Data provided:
►

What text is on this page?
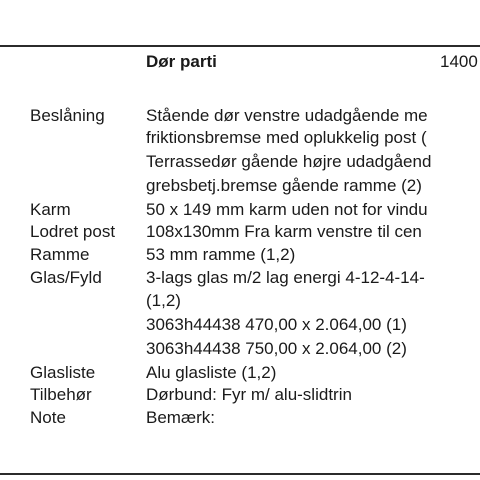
Dør parti	1400
Beslåning Stående dør venstre udadgående me
friktionsbremse med oplukkelig post (
Terrassedør gående højre udadgåend
grebsbetj.bremse gående ramme (2)
Karm	50 x 149 mm karm uden not for vindu
Lodret post 108x130mm Fra karm venstre til cen
Ramme	53 mm ramme (1,2)
Glas/Fyld	3-lags glas m/2 lag energi 4-12-4-14-
(1,2)
3063h44438 470,00 x 2.064,00 (1)
3063h44438 750,00 x 2.064,00 (2)
Glasliste	Alu glasliste (1,2)
Tilbehør	Dørbund: Fyr m/ alu-slidtrin
Note	Bemærk:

◄

Task objective: In your copy, leave out the pictures and reproduce the material above exactly.

Finished task:
What text is on this page?
Dør parti	1400
Beslåning Stående dør venstre udadgående me
friktionsbremse med oplukkelig post (
Terrassedør gående højre udadgåend
grebsbetj.bremse gående ramme (2)
Karm	50 x 149 mm karm uden not for vindu
Lodret post 108x130mm Fra karm venstre til cen
Ramme	53 mm ramme (1,2)
Glas/Fyld	3-lags glas m/2 lag energi 4-12-4-14-
(1,2)
3063h44438 470,00 x 2.064,00 (1)
3063h44438 750,00 x 2.064,00 (2)
Glasliste	Alu glasliste (1,2)
Tilbehør	Dørbund: Fyr m/ alu-slidtrin
Note	Bemærk:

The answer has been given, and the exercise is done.